-- start of MATERIAL FOR THE TASK --

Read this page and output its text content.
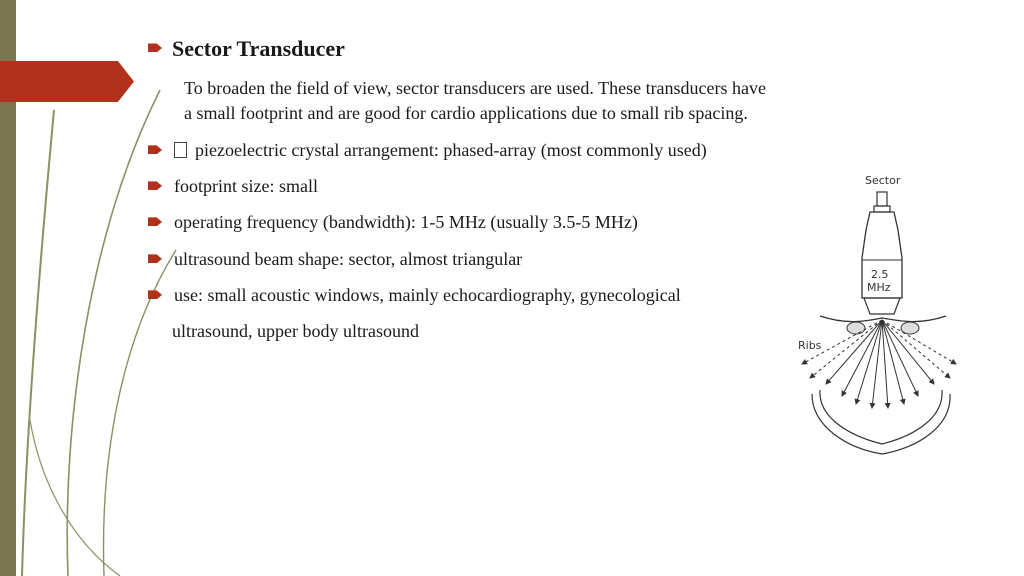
Sector Transducer
To broaden the field of view, sector transducers are used. These transducers have
a small footprint and are good for cardio applications due to small rib spacing.
piezoelectric crystal arrangement: phased-array (most commonly used)
footprint size: small
operating frequency (bandwidth): 1-5 MHz (usually 3.5-5 MHz)
ultrasound beam shape: sector, almost triangular
use: small acoustic windows, mainly echocardiography, gynecological
ultrasound, upper body ultrasound
Sector
2.5
MHz
Ribs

-- end of MATERIAL FOR THE TASK --

*TASK OBJECTIVE*: Return the whole listing, word for word, and leave out every picture.

*EXERCISE RESPONSE*:
Read this page and output its text content.
Sector Transducer
To broaden the field of view, sector transducers are used. These transducers have
a small footprint and are good for cardio applications due to small rib spacing.
piezoelectric crystal arrangement: phased-array (most commonly used)
footprint size: small
operating frequency (bandwidth): 1-5 MHz (usually 3.5-5 MHz)
ultrasound beam shape: sector, almost triangular
use: small acoustic windows, mainly echocardiography, gynecological
ultrasound, upper body ultrasound
Sector
2.5
MHz
Ribs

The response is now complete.